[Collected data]
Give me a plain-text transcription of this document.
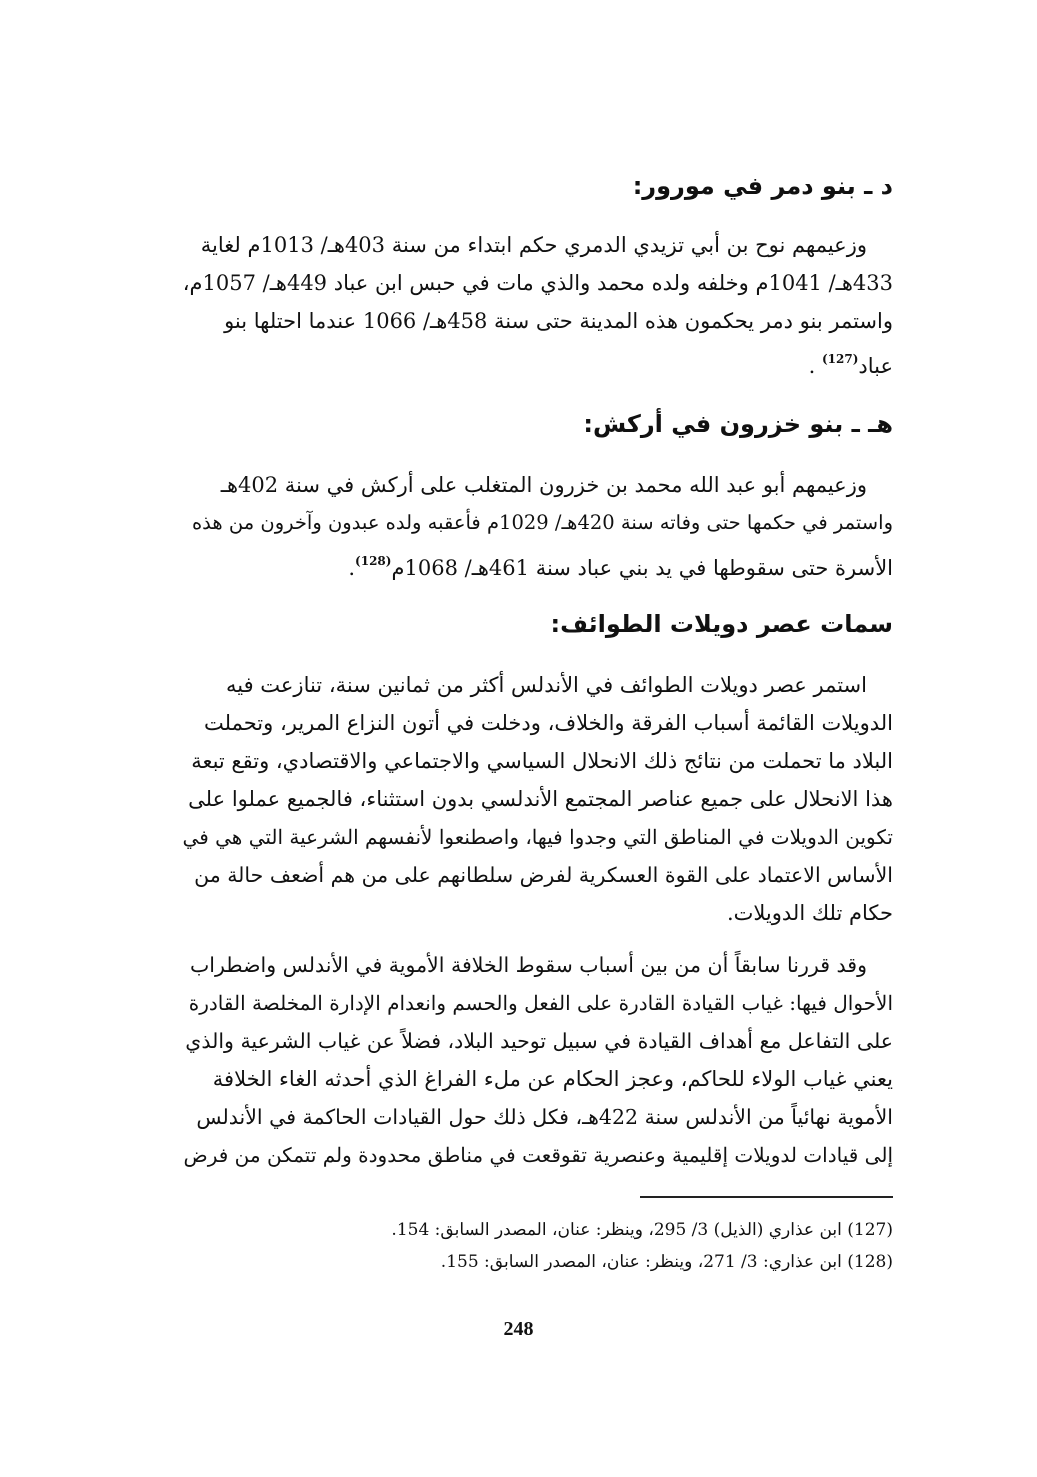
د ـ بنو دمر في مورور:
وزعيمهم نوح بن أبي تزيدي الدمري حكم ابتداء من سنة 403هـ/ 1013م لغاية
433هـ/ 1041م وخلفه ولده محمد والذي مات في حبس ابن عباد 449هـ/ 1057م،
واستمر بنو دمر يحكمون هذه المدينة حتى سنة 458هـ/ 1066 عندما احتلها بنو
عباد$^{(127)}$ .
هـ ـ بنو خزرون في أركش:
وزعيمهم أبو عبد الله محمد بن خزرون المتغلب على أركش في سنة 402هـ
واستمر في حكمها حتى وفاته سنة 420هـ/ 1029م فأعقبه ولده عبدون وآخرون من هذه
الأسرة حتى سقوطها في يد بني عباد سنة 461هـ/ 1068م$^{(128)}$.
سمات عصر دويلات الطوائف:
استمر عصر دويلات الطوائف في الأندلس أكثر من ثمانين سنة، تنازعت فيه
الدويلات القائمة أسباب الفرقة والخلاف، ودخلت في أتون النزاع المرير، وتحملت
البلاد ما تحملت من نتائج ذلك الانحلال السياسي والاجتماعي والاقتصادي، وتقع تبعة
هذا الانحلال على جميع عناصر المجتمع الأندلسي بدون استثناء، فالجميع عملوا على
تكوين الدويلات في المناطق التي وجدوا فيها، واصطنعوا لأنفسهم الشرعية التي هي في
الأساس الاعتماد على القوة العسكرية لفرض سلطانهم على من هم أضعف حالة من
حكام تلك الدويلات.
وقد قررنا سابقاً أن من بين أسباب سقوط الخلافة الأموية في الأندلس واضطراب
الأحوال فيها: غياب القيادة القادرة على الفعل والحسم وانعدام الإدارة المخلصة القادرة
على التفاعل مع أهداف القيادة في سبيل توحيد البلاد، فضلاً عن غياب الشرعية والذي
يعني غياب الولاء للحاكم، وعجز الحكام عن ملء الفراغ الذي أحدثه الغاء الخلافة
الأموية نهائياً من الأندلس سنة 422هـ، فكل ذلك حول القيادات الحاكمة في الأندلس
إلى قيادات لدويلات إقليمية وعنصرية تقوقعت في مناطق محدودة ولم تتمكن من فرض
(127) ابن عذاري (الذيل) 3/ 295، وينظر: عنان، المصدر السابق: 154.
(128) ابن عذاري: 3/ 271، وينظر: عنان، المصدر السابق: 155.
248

## Stated task
Restate the whole listing above exactly, please, omitting every image.

## Solution to this task
Give me a plain-text transcription of this document.
د ـ بنو دمر في مورور:
وزعيمهم نوح بن أبي تزيدي الدمري حكم ابتداء من سنة 403هـ/ 1013م لغاية
433هـ/ 1041م وخلفه ولده محمد والذي مات في حبس ابن عباد 449هـ/ 1057م،
واستمر بنو دمر يحكمون هذه المدينة حتى سنة 458هـ/ 1066 عندما احتلها بنو
عباد$^{(127)}$ .
هـ ـ بنو خزرون في أركش:
وزعيمهم أبو عبد الله محمد بن خزرون المتغلب على أركش في سنة 402هـ
واستمر في حكمها حتى وفاته سنة 420هـ/ 1029م فأعقبه ولده عبدون وآخرون من هذه
الأسرة حتى سقوطها في يد بني عباد سنة 461هـ/ 1068م$^{(128)}$.
سمات عصر دويلات الطوائف:
استمر عصر دويلات الطوائف في الأندلس أكثر من ثمانين سنة، تنازعت فيه
الدويلات القائمة أسباب الفرقة والخلاف، ودخلت في أتون النزاع المرير، وتحملت
البلاد ما تحملت من نتائج ذلك الانحلال السياسي والاجتماعي والاقتصادي، وتقع تبعة
هذا الانحلال على جميع عناصر المجتمع الأندلسي بدون استثناء، فالجميع عملوا على
تكوين الدويلات في المناطق التي وجدوا فيها، واصطنعوا لأنفسهم الشرعية التي هي في
الأساس الاعتماد على القوة العسكرية لفرض سلطانهم على من هم أضعف حالة من
حكام تلك الدويلات.
وقد قررنا سابقاً أن من بين أسباب سقوط الخلافة الأموية في الأندلس واضطراب
الأحوال فيها: غياب القيادة القادرة على الفعل والحسم وانعدام الإدارة المخلصة القادرة
على التفاعل مع أهداف القيادة في سبيل توحيد البلاد، فضلاً عن غياب الشرعية والذي
يعني غياب الولاء للحاكم، وعجز الحكام عن ملء الفراغ الذي أحدثه الغاء الخلافة
الأموية نهائياً من الأندلس سنة 422هـ، فكل ذلك حول القيادات الحاكمة في الأندلس
إلى قيادات لدويلات إقليمية وعنصرية تقوقعت في مناطق محدودة ولم تتمكن من فرض
(127) ابن عذاري (الذيل) 3/ 295، وينظر: عنان، المصدر السابق: 154.
(128) ابن عذاري: 3/ 271، وينظر: عنان، المصدر السابق: 155.
248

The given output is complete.